(Written problem): Find each line with the string "fire" and report it.

****

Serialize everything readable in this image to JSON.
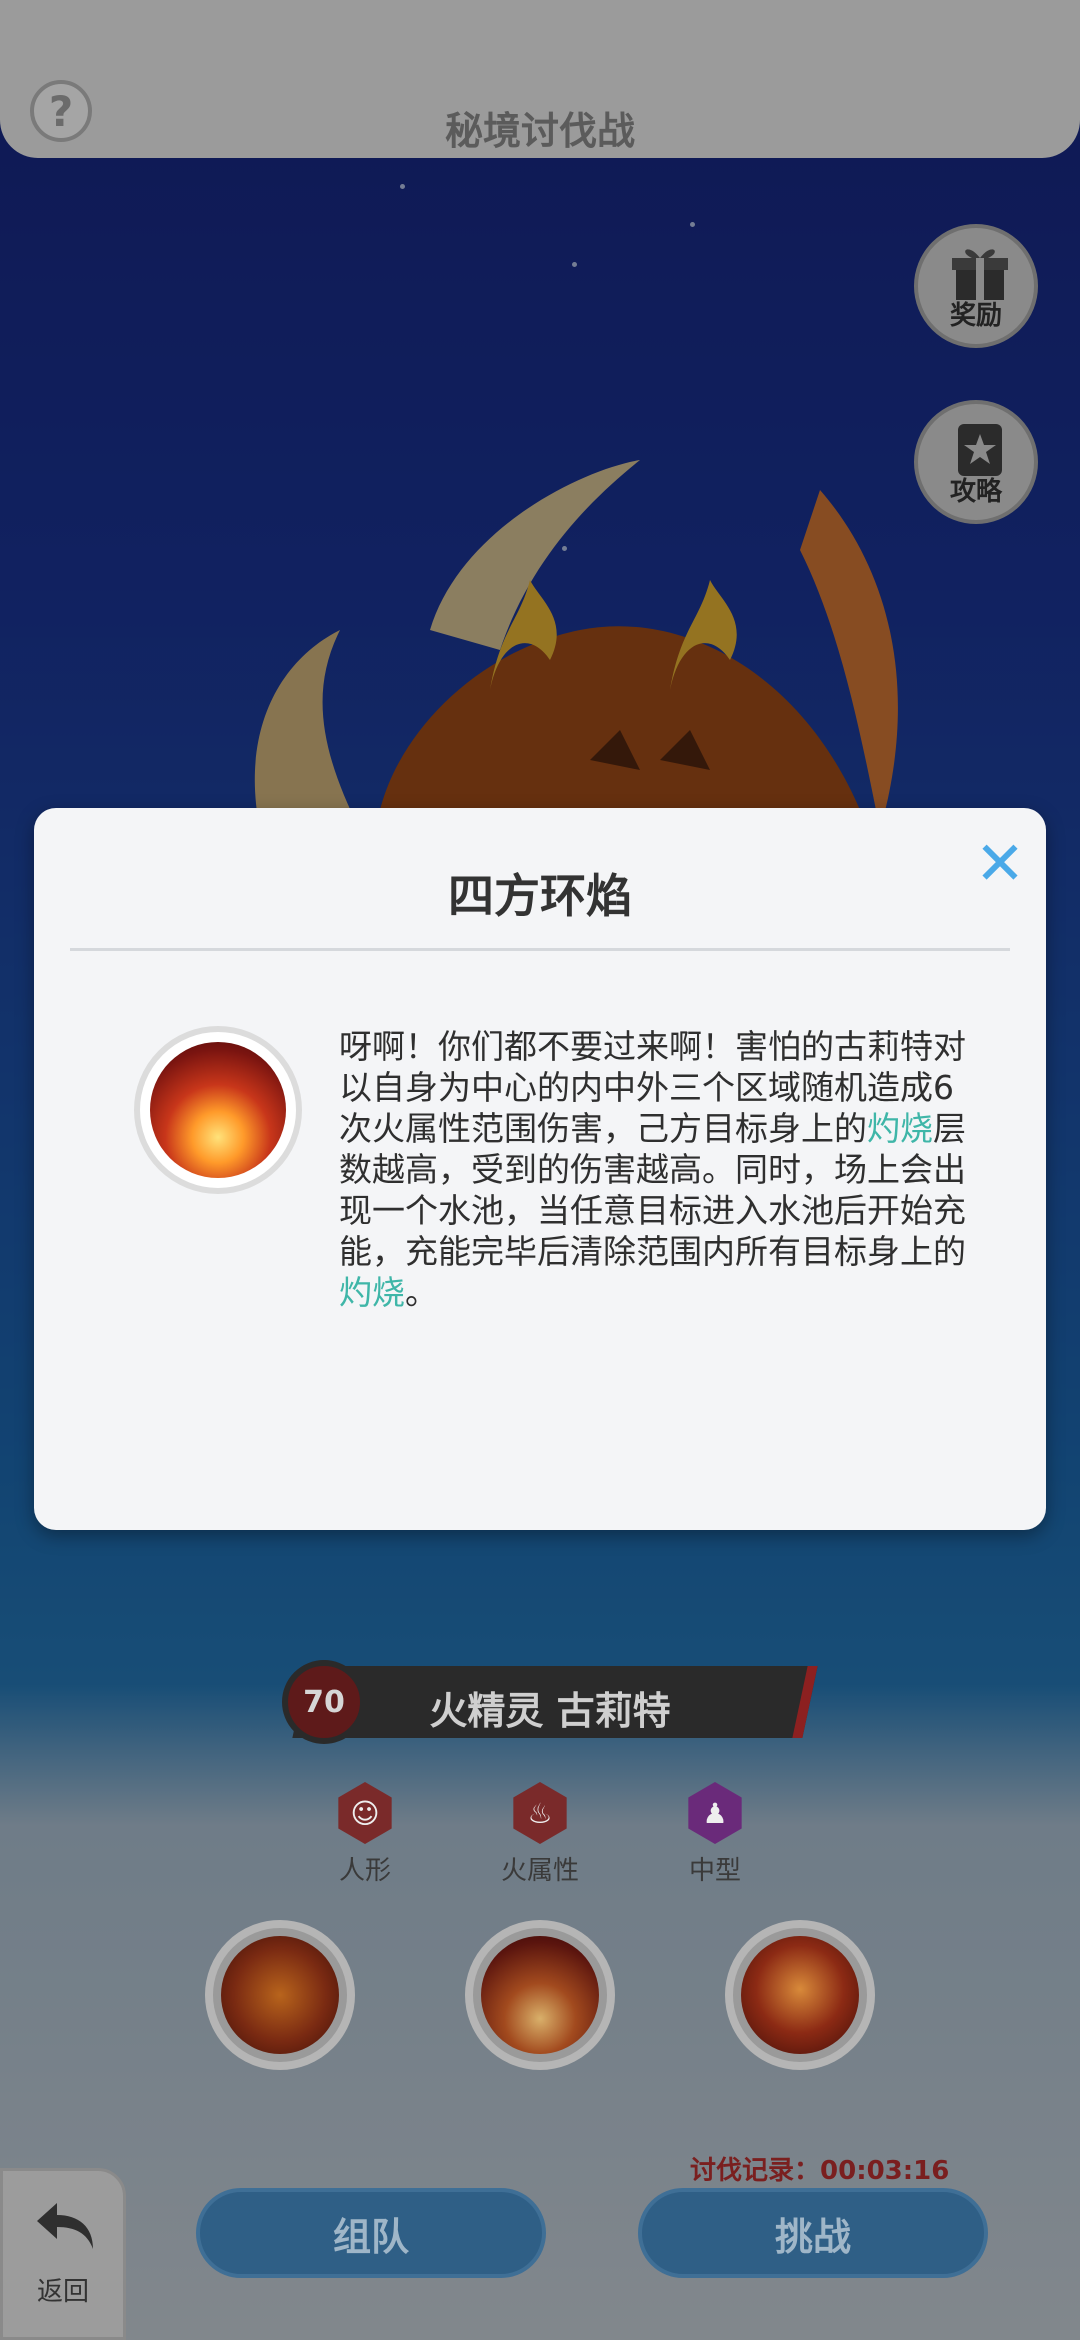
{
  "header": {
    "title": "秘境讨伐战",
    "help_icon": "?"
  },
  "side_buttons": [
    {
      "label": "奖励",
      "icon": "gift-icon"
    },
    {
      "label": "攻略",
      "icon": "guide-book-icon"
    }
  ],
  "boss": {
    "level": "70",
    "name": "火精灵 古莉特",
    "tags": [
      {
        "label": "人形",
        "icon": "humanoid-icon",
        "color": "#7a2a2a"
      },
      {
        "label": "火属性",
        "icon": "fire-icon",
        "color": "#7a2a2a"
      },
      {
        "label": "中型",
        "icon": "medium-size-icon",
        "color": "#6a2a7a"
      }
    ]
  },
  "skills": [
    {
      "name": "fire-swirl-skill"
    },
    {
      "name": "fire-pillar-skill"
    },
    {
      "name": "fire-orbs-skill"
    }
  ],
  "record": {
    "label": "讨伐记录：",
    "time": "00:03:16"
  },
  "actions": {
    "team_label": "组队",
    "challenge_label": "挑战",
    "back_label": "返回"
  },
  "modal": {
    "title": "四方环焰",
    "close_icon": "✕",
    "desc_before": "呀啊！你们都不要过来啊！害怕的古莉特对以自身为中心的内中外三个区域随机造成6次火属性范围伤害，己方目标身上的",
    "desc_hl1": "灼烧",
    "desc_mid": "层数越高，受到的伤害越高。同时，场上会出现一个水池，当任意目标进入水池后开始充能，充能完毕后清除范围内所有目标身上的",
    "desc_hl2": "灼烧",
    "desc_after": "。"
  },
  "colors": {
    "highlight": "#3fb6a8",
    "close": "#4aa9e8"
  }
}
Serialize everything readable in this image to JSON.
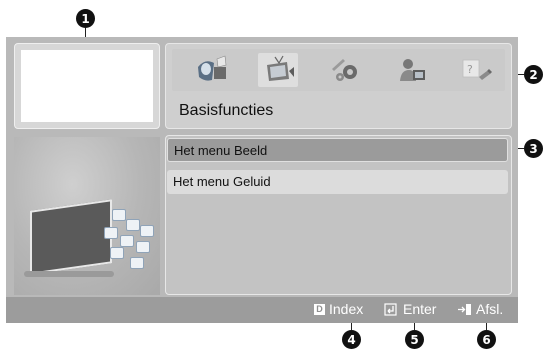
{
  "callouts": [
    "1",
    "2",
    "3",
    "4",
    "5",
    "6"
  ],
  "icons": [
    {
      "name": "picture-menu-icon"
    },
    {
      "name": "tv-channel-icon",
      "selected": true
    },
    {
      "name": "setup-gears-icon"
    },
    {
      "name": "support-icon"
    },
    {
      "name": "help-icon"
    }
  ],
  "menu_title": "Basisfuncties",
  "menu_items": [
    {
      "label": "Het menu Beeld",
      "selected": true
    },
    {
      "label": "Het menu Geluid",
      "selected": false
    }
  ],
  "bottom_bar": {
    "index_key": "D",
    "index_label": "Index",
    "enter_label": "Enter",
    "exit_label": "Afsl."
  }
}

****

(The output):
        "icon": "fire-icon",
      "name": "fire-swirl-skill"
      "name": "fire-pillar-skill"
      "name": "fire-orbs-skill"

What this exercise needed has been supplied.